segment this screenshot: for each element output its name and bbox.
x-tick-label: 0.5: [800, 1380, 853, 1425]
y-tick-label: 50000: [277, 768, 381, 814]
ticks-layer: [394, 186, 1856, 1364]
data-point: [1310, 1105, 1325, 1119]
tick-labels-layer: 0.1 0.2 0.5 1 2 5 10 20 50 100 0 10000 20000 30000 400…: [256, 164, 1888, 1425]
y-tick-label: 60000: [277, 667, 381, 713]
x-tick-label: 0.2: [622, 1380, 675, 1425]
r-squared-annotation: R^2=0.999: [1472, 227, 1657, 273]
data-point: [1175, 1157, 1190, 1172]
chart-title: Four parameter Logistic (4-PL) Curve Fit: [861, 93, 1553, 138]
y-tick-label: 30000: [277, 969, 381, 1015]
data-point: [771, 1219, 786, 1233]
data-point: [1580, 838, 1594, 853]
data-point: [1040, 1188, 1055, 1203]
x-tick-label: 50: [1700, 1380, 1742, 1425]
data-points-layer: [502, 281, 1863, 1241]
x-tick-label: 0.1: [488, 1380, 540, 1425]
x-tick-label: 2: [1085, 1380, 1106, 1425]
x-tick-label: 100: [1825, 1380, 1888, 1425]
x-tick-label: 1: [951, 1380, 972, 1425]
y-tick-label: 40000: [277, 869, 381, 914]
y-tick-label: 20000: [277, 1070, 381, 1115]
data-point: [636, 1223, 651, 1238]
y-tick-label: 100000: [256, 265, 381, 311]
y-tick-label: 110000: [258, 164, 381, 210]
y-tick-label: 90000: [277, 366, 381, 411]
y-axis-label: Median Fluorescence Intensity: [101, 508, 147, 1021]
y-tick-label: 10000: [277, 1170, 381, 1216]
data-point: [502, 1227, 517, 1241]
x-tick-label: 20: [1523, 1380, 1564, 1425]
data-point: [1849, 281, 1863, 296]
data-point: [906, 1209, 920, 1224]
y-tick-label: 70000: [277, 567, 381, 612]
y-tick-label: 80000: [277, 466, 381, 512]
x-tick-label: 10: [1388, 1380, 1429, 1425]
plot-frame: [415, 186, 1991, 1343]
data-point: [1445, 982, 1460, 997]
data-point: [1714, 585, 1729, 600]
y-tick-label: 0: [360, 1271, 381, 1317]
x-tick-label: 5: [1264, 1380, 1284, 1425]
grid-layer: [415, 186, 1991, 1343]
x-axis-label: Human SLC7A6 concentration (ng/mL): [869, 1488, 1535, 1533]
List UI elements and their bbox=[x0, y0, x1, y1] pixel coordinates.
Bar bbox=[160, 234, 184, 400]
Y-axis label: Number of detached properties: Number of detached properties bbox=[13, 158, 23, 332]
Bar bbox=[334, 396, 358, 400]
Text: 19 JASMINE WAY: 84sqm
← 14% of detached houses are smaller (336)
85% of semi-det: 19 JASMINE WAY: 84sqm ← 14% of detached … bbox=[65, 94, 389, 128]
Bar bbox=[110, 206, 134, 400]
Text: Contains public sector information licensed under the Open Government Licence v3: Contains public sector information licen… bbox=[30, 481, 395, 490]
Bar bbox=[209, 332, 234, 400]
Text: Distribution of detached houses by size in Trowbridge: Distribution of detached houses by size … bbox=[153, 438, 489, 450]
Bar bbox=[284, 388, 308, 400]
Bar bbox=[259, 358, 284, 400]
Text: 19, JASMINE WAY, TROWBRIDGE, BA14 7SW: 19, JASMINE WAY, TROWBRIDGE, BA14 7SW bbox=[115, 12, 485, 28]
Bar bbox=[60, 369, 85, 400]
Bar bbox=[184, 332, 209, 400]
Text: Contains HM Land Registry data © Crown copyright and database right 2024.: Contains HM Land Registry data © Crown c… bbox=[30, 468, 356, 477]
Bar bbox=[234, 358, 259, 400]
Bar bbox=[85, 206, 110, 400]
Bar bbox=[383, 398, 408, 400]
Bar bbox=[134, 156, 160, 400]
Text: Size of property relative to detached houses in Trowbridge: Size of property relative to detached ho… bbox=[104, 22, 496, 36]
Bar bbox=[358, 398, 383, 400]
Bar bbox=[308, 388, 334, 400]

● **WHAT NEEDS TO BE DONE**
Convert every line of the records above into a JSON list of strings, one string per line, skipping blank lines.

● **EXPECTED ANSWER**
[
  "segment this screenshot: for each element output its name and bbox.",
  "x-tick-label: 0.5: [800, 1380, 853, 1425]",
  "y-tick-label: 50000: [277, 768, 381, 814]",
  "ticks-layer: [394, 186, 1856, 1364]",
  "data-point: [1310, 1105, 1325, 1119]",
  "tick-labels-layer: 0.1 0.2 0.5 1 2 5 10 20 50 100 0 10000 20000 30000 400…: [256, 164, 1888, 1425]",
  "y-tick-label: 60000: [277, 667, 381, 713]",
  "x-tick-label: 0.2: [622, 1380, 675, 1425]",
  "r-squared-annotation: R^2=0.999: [1472, 227, 1657, 273]",
  "data-point: [1175, 1157, 1190, 1172]",
  "chart-title: Four parameter Logistic (4-PL) Curve Fit: [861, 93, 1553, 138]",
  "y-tick-label: 30000: [277, 969, 381, 1015]",
  "data-point: [771, 1219, 786, 1233]",
  "data-point: [1580, 838, 1594, 853]",
  "data-point: [1040, 1188, 1055, 1203]",
  "x-tick-label: 50: [1700, 1380, 1742, 1425]",
  "data-points-layer: [502, 281, 1863, 1241]",
  "x-tick-label: 0.1: [488, 1380, 540, 1425]",
  "x-tick-label: 2: [1085, 1380, 1106, 1425]",
  "x-tick-label: 100: [1825, 1380, 1888, 1425]",
  "x-tick-label: 1: [951, 1380, 972, 1425]",
  "y-tick-label: 40000: [277, 869, 381, 914]",
  "y-tick-label: 20000: [277, 1070, 381, 1115]",
  "data-point: [636, 1223, 651, 1238]",
  "y-tick-label: 100000: [256, 265, 381, 311]",
  "y-tick-label: 110000: [258, 164, 381, 210]",
  "y-tick-label: 90000: [277, 366, 381, 411]",
  "y-axis-label: Median Fluorescence Intensity: [101, 508, 147, 1021]",
  "y-tick-label: 10000: [277, 1170, 381, 1216]",
  "data-point: [502, 1227, 517, 1241]",
  "x-tick-label: 20: [1523, 1380, 1564, 1425]",
  "data-point: [1849, 281, 1863, 296]",
  "data-point: [906, 1209, 920, 1224]",
  "y-tick-label: 70000: [277, 567, 381, 612]",
  "y-tick-label: 80000: [277, 466, 381, 512]",
  "x-tick-label: 10: [1388, 1380, 1429, 1425]",
  "plot-frame: [415, 186, 1991, 1343]",
  "data-point: [1445, 982, 1460, 997]",
  "data-point: [1714, 585, 1729, 600]",
  "y-tick-label: 0: [360, 1271, 381, 1317]",
  "x-tick-label: 5: [1264, 1380, 1284, 1425]",
  "grid-layer: [415, 186, 1991, 1343]",
  "x-axis-label: Human SLC7A6 concentration (ng/mL): [869, 1488, 1535, 1533]",
  "List UI elements and their bbox=[x0, y0, x1, y1] pixel coordinates.",
  "Bar bbox=[160, 234, 184, 400]",
  "Y-axis label: Number of detached properties: Number of detached properties bbox=[13, 158, 23, 332]",
  "Bar bbox=[334, 396, 358, 400]",
  "Text: 19 JASMINE WAY: 84sqm",
  "← 14% of detached houses are smaller (336)",
  "85% of semi-det: 19 JASMINE WAY: 84sqm ← 14% of detached … bbox=[65, 94, 389, 128]",
  "Bar bbox=[110, 206, 134, 400]",
  "Text: Contains public sector information licensed under the Open Government Licence v3: Contains public sector information licen… bbox=[30, 481, 395, 490]",
  "Bar bbox=[209, 332, 234, 400]",
  "Text: Distribution of detached houses by size in Trowbridge: Distribution of detached houses by size … bbox=[153, 438, 489, 450]",
  "Bar bbox=[284, 388, 308, 400]",
  "Bar bbox=[259, 358, 284, 400]",
  "Text: 19, JASMINE WAY, TROWBRIDGE, BA14 7SW: 19, JASMINE WAY, TROWBRIDGE, BA14 7SW bbox=[115, 12, 485, 28]",
  "Bar bbox=[60, 369, 85, 400]",
  "Bar bbox=[184, 332, 209, 400]",
  "Text: Contains HM Land Registry data © Crown copyright and database right 2024.: Contains HM Land Registry data © Crown c… bbox=[30, 468, 356, 477]",
  "Bar bbox=[234, 358, 259, 400]",
  "Bar bbox=[85, 206, 110, 400]",
  "Bar bbox=[383, 398, 408, 400]",
  "Bar bbox=[134, 156, 160, 400]",
  "Text: Size of property relative to detached houses in Trowbridge: Size of property relative to detached ho… bbox=[104, 22, 496, 36]",
  "Bar bbox=[358, 398, 383, 400]",
  "Bar bbox=[308, 388, 334, 400]"
]